*Instruction:*
Without altering anything, repeat each of the records.

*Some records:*
** START **

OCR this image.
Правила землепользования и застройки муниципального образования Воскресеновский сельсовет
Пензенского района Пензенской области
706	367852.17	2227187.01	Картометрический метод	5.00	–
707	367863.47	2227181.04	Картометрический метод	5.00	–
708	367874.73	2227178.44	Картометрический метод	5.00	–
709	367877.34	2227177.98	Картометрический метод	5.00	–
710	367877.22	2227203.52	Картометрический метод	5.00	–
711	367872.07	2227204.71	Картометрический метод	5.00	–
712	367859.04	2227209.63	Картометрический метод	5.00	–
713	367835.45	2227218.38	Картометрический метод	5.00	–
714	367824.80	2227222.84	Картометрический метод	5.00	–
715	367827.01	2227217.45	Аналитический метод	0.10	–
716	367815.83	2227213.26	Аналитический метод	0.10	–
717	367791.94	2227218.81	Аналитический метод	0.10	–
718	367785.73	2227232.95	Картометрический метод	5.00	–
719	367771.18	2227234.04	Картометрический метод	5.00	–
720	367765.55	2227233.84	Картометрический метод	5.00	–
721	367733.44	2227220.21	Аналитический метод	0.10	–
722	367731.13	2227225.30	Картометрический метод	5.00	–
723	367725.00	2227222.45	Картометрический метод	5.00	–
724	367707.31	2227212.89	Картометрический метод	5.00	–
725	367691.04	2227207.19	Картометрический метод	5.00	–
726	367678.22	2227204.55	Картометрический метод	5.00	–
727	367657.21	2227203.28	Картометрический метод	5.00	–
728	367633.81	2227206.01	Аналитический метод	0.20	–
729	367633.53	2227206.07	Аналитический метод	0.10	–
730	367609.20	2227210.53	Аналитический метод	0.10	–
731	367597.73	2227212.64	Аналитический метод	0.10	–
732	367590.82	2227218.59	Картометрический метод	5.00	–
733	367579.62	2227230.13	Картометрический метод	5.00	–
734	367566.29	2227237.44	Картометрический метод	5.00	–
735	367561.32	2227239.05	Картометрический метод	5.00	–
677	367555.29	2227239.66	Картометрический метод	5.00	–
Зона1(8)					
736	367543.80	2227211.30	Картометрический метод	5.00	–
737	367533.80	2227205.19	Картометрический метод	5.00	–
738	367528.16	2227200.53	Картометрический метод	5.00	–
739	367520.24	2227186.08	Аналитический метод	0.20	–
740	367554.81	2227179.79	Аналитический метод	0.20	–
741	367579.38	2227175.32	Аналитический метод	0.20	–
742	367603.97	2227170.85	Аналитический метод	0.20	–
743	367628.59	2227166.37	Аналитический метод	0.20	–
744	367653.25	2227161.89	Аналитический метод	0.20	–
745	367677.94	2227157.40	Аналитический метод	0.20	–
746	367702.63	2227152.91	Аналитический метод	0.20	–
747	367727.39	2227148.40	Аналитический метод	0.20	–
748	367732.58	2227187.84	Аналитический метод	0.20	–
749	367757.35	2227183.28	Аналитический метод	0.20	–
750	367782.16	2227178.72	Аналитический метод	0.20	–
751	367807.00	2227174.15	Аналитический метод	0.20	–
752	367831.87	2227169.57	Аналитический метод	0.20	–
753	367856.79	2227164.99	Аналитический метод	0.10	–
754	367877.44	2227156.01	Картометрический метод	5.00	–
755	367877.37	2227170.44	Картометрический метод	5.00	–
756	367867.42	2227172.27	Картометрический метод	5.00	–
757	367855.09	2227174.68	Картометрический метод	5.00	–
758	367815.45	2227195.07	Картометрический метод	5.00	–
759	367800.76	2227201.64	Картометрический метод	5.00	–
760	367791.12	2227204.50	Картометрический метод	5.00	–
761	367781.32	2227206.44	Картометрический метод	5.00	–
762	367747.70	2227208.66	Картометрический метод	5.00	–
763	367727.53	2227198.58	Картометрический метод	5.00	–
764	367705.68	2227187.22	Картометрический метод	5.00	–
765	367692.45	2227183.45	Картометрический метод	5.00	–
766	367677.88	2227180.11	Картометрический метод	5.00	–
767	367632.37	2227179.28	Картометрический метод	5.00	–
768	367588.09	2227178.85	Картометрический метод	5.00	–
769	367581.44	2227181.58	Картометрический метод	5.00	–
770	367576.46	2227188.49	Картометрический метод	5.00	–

** END **

*Answer to this task:*
OCR this image.
Правила землепользования и застройки муниципального образования Воскресеновский сельсовет
Пензенского района Пензенской области
706	367852.17	2227187.01	Картометрический метод	5.00	–
707	367863.47	2227181.04	Картометрический метод	5.00	–
708	367874.73	2227178.44	Картометрический метод	5.00	–
709	367877.34	2227177.98	Картометрический метод	5.00	–
710	367877.22	2227203.52	Картометрический метод	5.00	–
711	367872.07	2227204.71	Картометрический метод	5.00	–
712	367859.04	2227209.63	Картометрический метод	5.00	–
713	367835.45	2227218.38	Картометрический метод	5.00	–
714	367824.80	2227222.84	Картометрический метод	5.00	–
715	367827.01	2227217.45	Аналитический метод	0.10	–
716	367815.83	2227213.26	Аналитический метод	0.10	–
717	367791.94	2227218.81	Аналитический метод	0.10	–
718	367785.73	2227232.95	Картометрический метод	5.00	–
719	367771.18	2227234.04	Картометрический метод	5.00	–
720	367765.55	2227233.84	Картометрический метод	5.00	–
721	367733.44	2227220.21	Аналитический метод	0.10	–
722	367731.13	2227225.30	Картометрический метод	5.00	–
723	367725.00	2227222.45	Картометрический метод	5.00	–
724	367707.31	2227212.89	Картометрический метод	5.00	–
725	367691.04	2227207.19	Картометрический метод	5.00	–
726	367678.22	2227204.55	Картометрический метод	5.00	–
727	367657.21	2227203.28	Картометрический метод	5.00	–
728	367633.81	2227206.01	Аналитический метод	0.20	–
729	367633.53	2227206.07	Аналитический метод	0.10	–
730	367609.20	2227210.53	Аналитический метод	0.10	–
731	367597.73	2227212.64	Аналитический метод	0.10	–
732	367590.82	2227218.59	Картометрический метод	5.00	–
733	367579.62	2227230.13	Картометрический метод	5.00	–
734	367566.29	2227237.44	Картометрический метод	5.00	–
735	367561.32	2227239.05	Картометрический метод	5.00	–
677	367555.29	2227239.66	Картометрический метод	5.00	–
Зона1(8)					
736	367543.80	2227211.30	Картометрический метод	5.00	–
737	367533.80	2227205.19	Картометрический метод	5.00	–
738	367528.16	2227200.53	Картометрический метод	5.00	–
739	367520.24	2227186.08	Аналитический метод	0.20	–
740	367554.81	2227179.79	Аналитический метод	0.20	–
741	367579.38	2227175.32	Аналитический метод	0.20	–
742	367603.97	2227170.85	Аналитический метод	0.20	–
743	367628.59	2227166.37	Аналитический метод	0.20	–
744	367653.25	2227161.89	Аналитический метод	0.20	–
745	367677.94	2227157.40	Аналитический метод	0.20	–
746	367702.63	2227152.91	Аналитический метод	0.20	–
747	367727.39	2227148.40	Аналитический метод	0.20	–
748	367732.58	2227187.84	Аналитический метод	0.20	–
749	367757.35	2227183.28	Аналитический метод	0.20	–
750	367782.16	2227178.72	Аналитический метод	0.20	–
751	367807.00	2227174.15	Аналитический метод	0.20	–
752	367831.87	2227169.57	Аналитический метод	0.20	–
753	367856.79	2227164.99	Аналитический метод	0.10	–
754	367877.44	2227156.01	Картометрический метод	5.00	–
755	367877.37	2227170.44	Картометрический метод	5.00	–
756	367867.42	2227172.27	Картометрический метод	5.00	–
757	367855.09	2227174.68	Картометрический метод	5.00	–
758	367815.45	2227195.07	Картометрический метод	5.00	–
759	367800.76	2227201.64	Картометрический метод	5.00	–
760	367791.12	2227204.50	Картометрический метод	5.00	–
761	367781.32	2227206.44	Картометрический метод	5.00	–
762	367747.70	2227208.66	Картометрический метод	5.00	–
763	367727.53	2227198.58	Картометрический метод	5.00	–
764	367705.68	2227187.22	Картометрический метод	5.00	–
765	367692.45	2227183.45	Картометрический метод	5.00	–
766	367677.88	2227180.11	Картометрический метод	5.00	–
767	367632.37	2227179.28	Картометрический метод	5.00	–
768	367588.09	2227178.85	Картометрический метод	5.00	–
769	367581.44	2227181.58	Картометрический метод	5.00	–
770	367576.46	2227188.49	Картометрический метод	5.00	–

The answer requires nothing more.